--- RECORDS FOR THIS EXERCISE ---

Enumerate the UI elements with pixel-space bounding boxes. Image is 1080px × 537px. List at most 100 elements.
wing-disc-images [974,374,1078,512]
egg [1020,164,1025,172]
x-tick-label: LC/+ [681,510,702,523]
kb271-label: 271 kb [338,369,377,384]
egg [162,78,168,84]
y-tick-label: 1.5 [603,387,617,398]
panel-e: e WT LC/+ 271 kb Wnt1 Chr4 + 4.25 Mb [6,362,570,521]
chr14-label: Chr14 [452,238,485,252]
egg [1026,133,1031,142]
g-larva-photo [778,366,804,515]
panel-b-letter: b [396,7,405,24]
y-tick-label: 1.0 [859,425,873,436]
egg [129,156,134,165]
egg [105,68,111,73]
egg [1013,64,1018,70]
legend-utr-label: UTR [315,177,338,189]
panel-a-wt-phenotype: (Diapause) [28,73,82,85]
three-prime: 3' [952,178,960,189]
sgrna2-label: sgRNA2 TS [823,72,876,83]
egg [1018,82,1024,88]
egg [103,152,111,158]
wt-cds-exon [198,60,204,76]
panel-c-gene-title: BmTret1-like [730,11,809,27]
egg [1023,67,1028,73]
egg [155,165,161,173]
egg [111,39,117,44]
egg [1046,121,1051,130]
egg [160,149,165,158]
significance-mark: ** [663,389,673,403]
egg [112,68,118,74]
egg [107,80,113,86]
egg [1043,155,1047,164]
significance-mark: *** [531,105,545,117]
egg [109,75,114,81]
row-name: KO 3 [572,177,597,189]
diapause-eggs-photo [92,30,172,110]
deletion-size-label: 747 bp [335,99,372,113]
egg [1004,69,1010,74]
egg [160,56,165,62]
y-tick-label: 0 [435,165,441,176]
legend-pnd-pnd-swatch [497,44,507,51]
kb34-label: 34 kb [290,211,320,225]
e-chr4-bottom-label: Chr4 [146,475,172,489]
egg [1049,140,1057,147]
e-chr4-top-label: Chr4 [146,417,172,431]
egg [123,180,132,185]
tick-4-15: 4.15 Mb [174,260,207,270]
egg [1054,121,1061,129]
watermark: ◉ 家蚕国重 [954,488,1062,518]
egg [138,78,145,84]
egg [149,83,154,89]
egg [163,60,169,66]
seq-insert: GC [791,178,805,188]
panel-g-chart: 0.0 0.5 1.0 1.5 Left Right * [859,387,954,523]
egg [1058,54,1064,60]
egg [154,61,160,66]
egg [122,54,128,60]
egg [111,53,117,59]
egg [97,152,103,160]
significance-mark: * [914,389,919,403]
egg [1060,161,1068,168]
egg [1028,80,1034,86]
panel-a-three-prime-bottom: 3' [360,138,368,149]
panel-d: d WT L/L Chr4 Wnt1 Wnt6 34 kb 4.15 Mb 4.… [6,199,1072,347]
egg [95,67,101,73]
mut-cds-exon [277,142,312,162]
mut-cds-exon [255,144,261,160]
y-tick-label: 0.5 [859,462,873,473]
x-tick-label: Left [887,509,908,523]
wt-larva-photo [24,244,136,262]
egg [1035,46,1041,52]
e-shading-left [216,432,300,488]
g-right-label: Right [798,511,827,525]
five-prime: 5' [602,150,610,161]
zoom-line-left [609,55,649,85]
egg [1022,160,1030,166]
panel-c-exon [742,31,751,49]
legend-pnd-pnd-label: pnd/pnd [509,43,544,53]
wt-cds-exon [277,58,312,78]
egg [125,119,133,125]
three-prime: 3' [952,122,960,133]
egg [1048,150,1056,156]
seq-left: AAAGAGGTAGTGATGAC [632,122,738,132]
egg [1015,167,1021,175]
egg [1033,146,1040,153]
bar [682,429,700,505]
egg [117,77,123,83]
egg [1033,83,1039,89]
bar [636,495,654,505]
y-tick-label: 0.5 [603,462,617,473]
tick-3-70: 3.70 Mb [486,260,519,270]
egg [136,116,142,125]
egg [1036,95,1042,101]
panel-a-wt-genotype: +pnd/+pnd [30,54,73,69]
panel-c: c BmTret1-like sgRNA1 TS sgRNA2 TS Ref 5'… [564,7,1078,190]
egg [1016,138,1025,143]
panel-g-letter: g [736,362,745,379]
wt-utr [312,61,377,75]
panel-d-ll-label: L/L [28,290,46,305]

---

- _EXERCISE_:
Quote the data above word for word, from its first line through the line that contains "legend-pnd-pnd-swatch [497,44,507,51]".

- _TASK ANSWER_:
Enumerate the UI elements with pixel-space bounding boxes. Image is 1080px × 537px. List at most 100 elements.
wing-disc-images [974,374,1078,512]
egg [1020,164,1025,172]
x-tick-label: LC/+ [681,510,702,523]
kb271-label: 271 kb [338,369,377,384]
egg [162,78,168,84]
y-tick-label: 1.5 [603,387,617,398]
panel-e: e WT LC/+ 271 kb Wnt1 Chr4 + 4.25 Mb [6,362,570,521]
chr14-label: Chr14 [452,238,485,252]
egg [1026,133,1031,142]
g-larva-photo [778,366,804,515]
panel-b-letter: b [396,7,405,24]
y-tick-label: 1.0 [859,425,873,436]
egg [129,156,134,165]
egg [105,68,111,73]
egg [1013,64,1018,70]
legend-utr-label: UTR [315,177,338,189]
panel-a-wt-phenotype: (Diapause) [28,73,82,85]
three-prime: 3' [952,178,960,189]
sgrna2-label: sgRNA2 TS [823,72,876,83]
egg [1018,82,1024,88]
egg [103,152,111,158]
wt-cds-exon [198,60,204,76]
panel-c-gene-title: BmTret1-like [730,11,809,27]
egg [1023,67,1028,73]
egg [155,165,161,173]
egg [111,39,117,44]
egg [1046,121,1051,130]
egg [160,149,165,158]
significance-mark: ** [663,389,673,403]
egg [112,68,118,74]
egg [107,80,113,86]
egg [1043,155,1047,164]
significance-mark: *** [531,105,545,117]
egg [109,75,114,81]
row-name: KO 3 [572,177,597,189]
diapause-eggs-photo [92,30,172,110]
deletion-size-label: 747 bp [335,99,372,113]
egg [1004,69,1010,74]
egg [160,56,165,62]
y-tick-label: 0 [435,165,441,176]
legend-pnd-pnd-swatch [497,44,507,51]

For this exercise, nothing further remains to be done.